> What is needed
Give back the full listing verbatim, apart from its images.

Stored records:
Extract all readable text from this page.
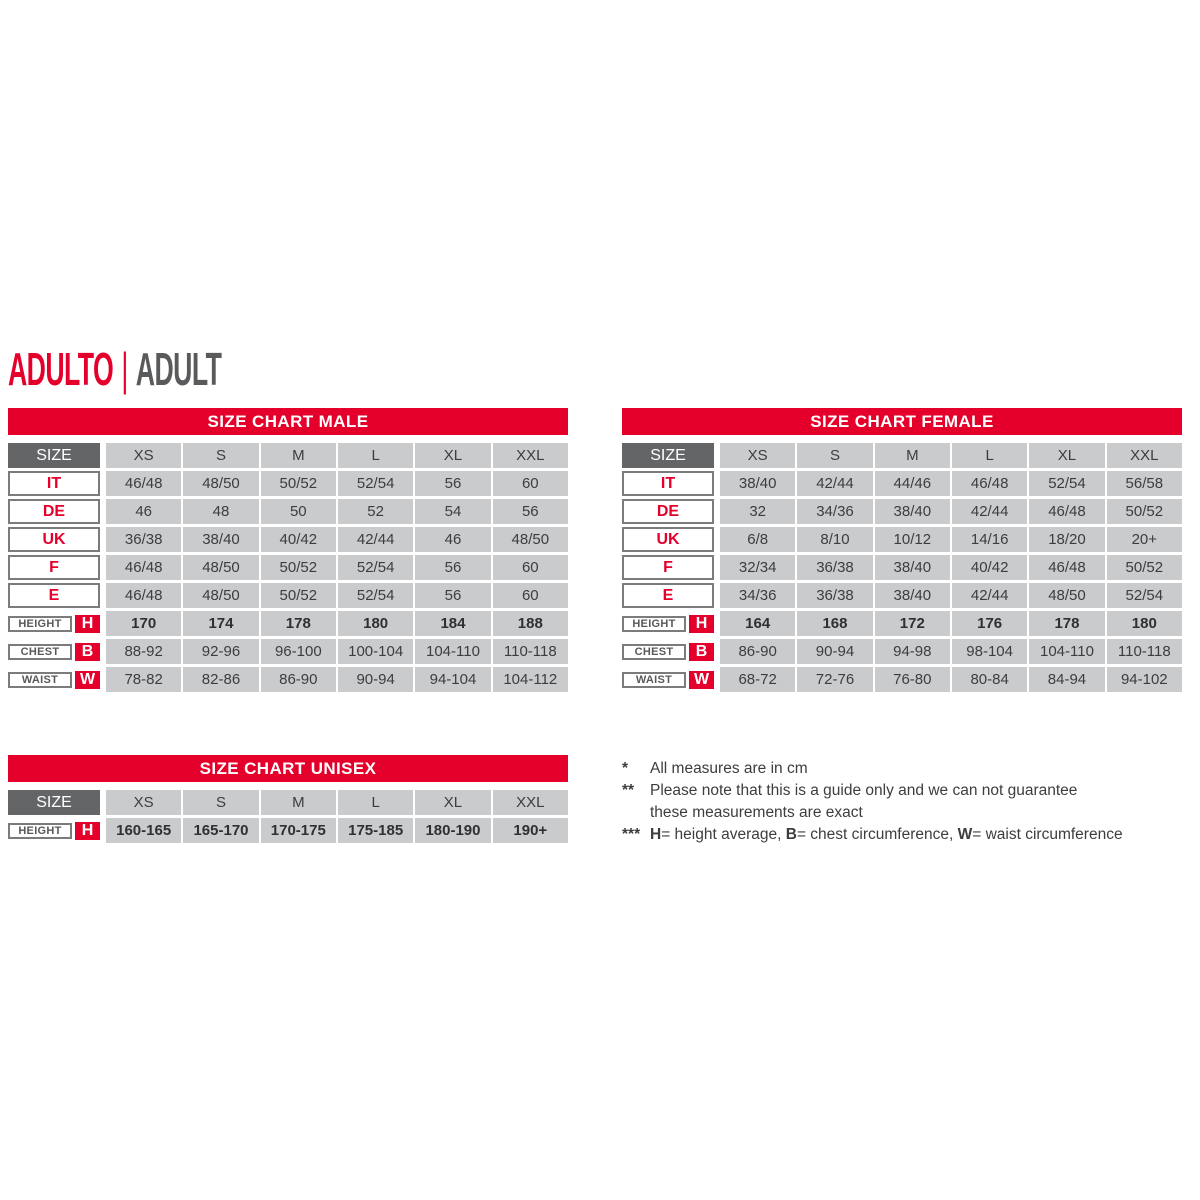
ADULTO | ADULT
SIZE CHART MALE
SIZE	XS	S	M	L	XL	XXL
IT	46/48	48/50	50/52	52/54	56	60
DE	46	48	50	52	54	56
UK	36/38	38/40	40/42	42/44	46	48/50
F	46/48	48/50	50/52	52/54	56	60
E	46/48	48/50	50/52	52/54	56	60
HEIGHT	H	170	174	178	180	184	188
CHEST	B	88-92	92-96	96-100	100-104	104-110	110-118
WAIST	W	78-82	82-86	86-90	90-94	94-104	104-112
SIZE CHART UNISEX
SIZE	XS	S	M	L	XL	XXL
HEIGHT	H	160-165	165-170	170-175	175-185	180-190	190+
SIZE CHART FEMALE
SIZE	XS	S	M	L	XL	XXL
IT	38/40	42/44	44/46	46/48	52/54	56/58
DE	32	34/36	38/40	42/44	46/48	50/52
UK	6/8	8/10	10/12	14/16	18/20	20+
F	32/34	36/38	38/40	40/42	46/48	50/52
E	34/36	36/38	38/40	42/44	48/50	52/54
HEIGHT	H	164	168	172	176	178	180
CHEST	B	86-90	90-94	94-98	98-104	104-110	110-118
WAIST	W	68-72	72-76	76-80	80-84	84-94	94-102
*	All measures are in cm
**	Please note that this is a guide only and we can not guarantee
these measurements are exact
*** H= height average, B= chest circumference, W= waist circumference
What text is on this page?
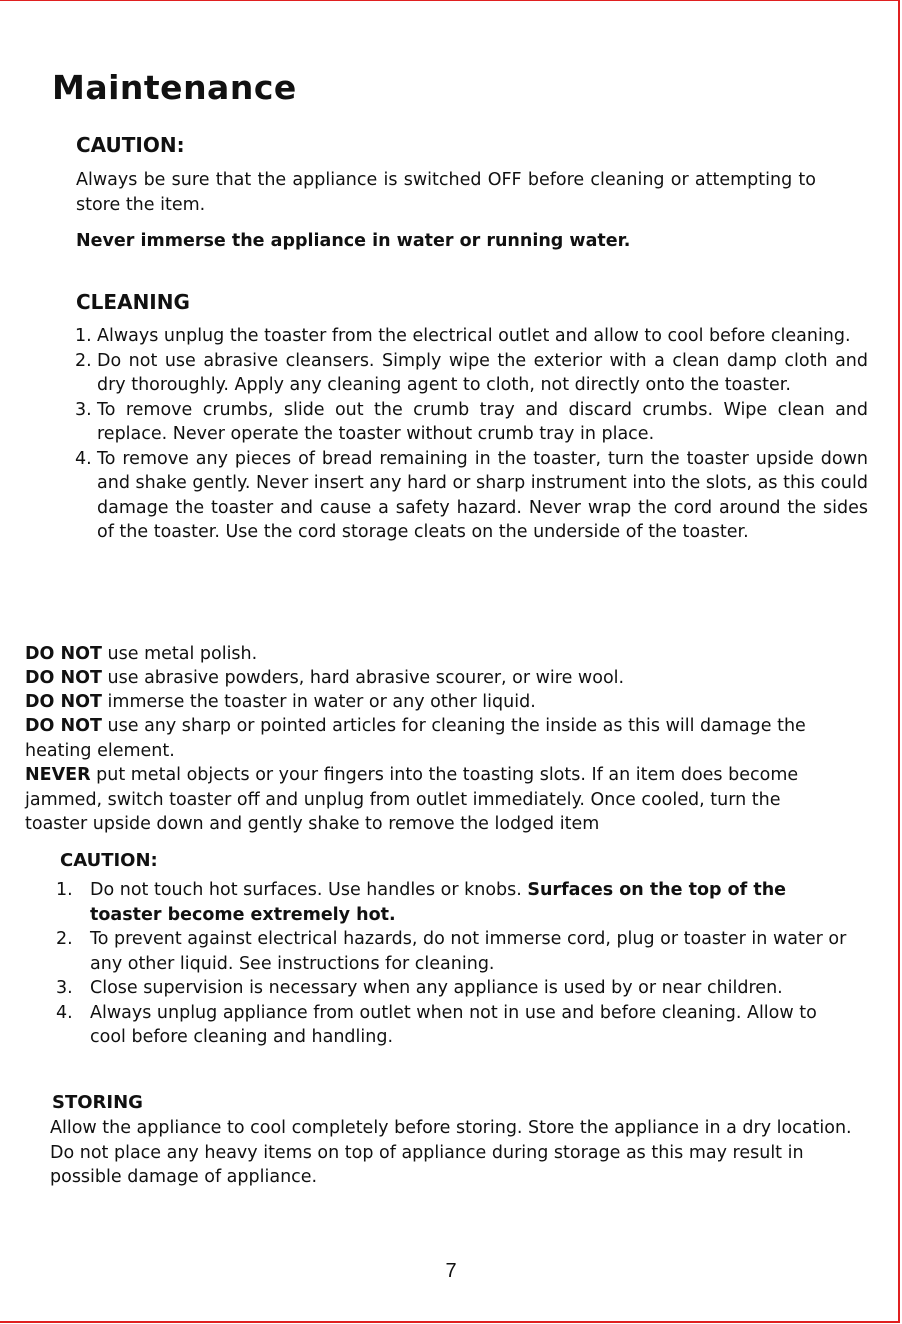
Maintenance
CAUTION:

Always be sure that the appliance is switched OFF before cleaning or attempting to store the item.

Never immerse the appliance in water or running water.

CLEANING
1. Always unplug the toaster from the electrical outlet and allow to cool before cleaning.
2. Do not use abrasive cleansers. Simply wipe the exterior with a clean damp cloth and dry thoroughly. Apply any cleaning agent to cloth, not directly onto the toaster.
3. To remove crumbs, slide out the crumb tray and discard crumbs. Wipe clean and replace. Never operate the toaster without crumb tray in place.
4. To remove any pieces of bread remaining in the toaster, turn the toaster upside down and shake gently. Never insert any hard or sharp instrument into the slots, as this could damage the toaster and cause a safety hazard. Never wrap the cord around the sides of the toaster. Use the cord storage cleats on the underside of the toaster.

DO NOT use metal polish.

DO NOT use abrasive powders, hard abrasive scourer, or wire wool.

DO NOT immerse the toaster in water or any other liquid.

DO NOT use any sharp or pointed articles for cleaning the inside as this will damage the heating element.

NEVER put metal objects or your fingers into the toasting slots. If an item does become jammed, switch toaster off and unplug from outlet immediately. Once cooled, turn the toaster upside down and gently shake to remove the lodged item

CAUTION:
1. Do not touch hot surfaces. Use handles or knobs. Surfaces on the top of the toaster become extremely hot.
2. To prevent against electrical hazards, do not immerse cord, plug or toaster in water or any other liquid. See instructions for cleaning.
3. Close supervision is necessary when any appliance is used by or near children.
4. Always unplug appliance from outlet when not in use and before cleaning. Allow to cool before cleaning and handling.
STORING

Allow the appliance to cool completely before storing. Store the appliance in a dry location. Do not place any heavy items on top of appliance during storage as this may result in possible damage of appliance.

7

> Final result
Extract all readable text from this page.
ADULTO | ADULT
SIZE CHART MALE
SIZE	XS	S	M	L	XL	XXL
IT	46/48	48/50	50/52	52/54	56	60
DE	46	48	50	52	54	56
UK	36/38	38/40	40/42	42/44	46	48/50
F	46/48	48/50	50/52	52/54	56	60
E	46/48	48/50	50/52	52/54	56	60
HEIGHT	H	170	174	178	180	184	188
CHEST	B	88-92	92-96	96-100	100-104	104-110	110-118
WAIST	W	78-82	82-86	86-90	90-94	94-104	104-112
SIZE CHART UNISEX
SIZE	XS	S	M	L	XL	XXL
HEIGHT	H	160-165	165-170	170-175	175-185	180-190	190+
SIZE CHART FEMALE
SIZE	XS	S	M	L	XL	XXL
IT	38/40	42/44	44/46	46/48	52/54	56/58
DE	32	34/36	38/40	42/44	46/48	50/52
UK	6/8	8/10	10/12	14/16	18/20	20+
F	32/34	36/38	38/40	40/42	46/48	50/52
E	34/36	36/38	38/40	42/44	48/50	52/54
HEIGHT	H	164	168	172	176	178	180
CHEST	B	86-90	90-94	94-98	98-104	104-110	110-118
WAIST	W	68-72	72-76	76-80	80-84	84-94	94-102
*	All measures are in cm
**	Please note that this is a guide only and we can not guarantee
these measurements are exact
*** H= height average, B= chest circumference, W= waist circumference
What text is on this page?
Maintenance
CAUTION:

Always be sure that the appliance is switched OFF before cleaning or attempting to store the item.

Never immerse the appliance in water or running water.

CLEANING
1. Always unplug the toaster from the electrical outlet and allow to cool before cleaning.
2. Do not use abrasive cleansers. Simply wipe the exterior with a clean damp cloth and dry thoroughly. Apply any cleaning agent to cloth, not directly onto the toaster.
3. To remove crumbs, slide out the crumb tray and discard crumbs. Wipe clean and replace. Never operate the toaster without crumb tray in place.
4. To remove any pieces of bread remaining in the toaster, turn the toaster upside down and shake gently. Never insert any hard or sharp instrument into the slots, as this could damage the toaster and cause a safety hazard. Never wrap the cord around the sides of the toaster. Use the cord storage cleats on the underside of the toaster.

DO NOT use metal polish.

DO NOT use abrasive powders, hard abrasive scourer, or wire wool.

DO NOT immerse the toaster in water or any other liquid.

DO NOT use any sharp or pointed articles for cleaning the inside as this will damage the heating element.

NEVER put metal objects or your fingers into the toasting slots. If an item does become jammed, switch toaster off and unplug from outlet immediately. Once cooled, turn the toaster upside down and gently shake to remove the lodged item

CAUTION:
1. Do not touch hot surfaces. Use handles or knobs. Surfaces on the top of the toaster become extremely hot.
2. To prevent against electrical hazards, do not immerse cord, plug or toaster in water or any other liquid. See instructions for cleaning.
3. Close supervision is necessary when any appliance is used by or near children.
4. Always unplug appliance from outlet when not in use and before cleaning. Allow to cool before cleaning and handling.
STORING

Allow the appliance to cool completely before storing. Store the appliance in a dry location. Do not place any heavy items on top of appliance during storage as this may result in possible damage of appliance.

7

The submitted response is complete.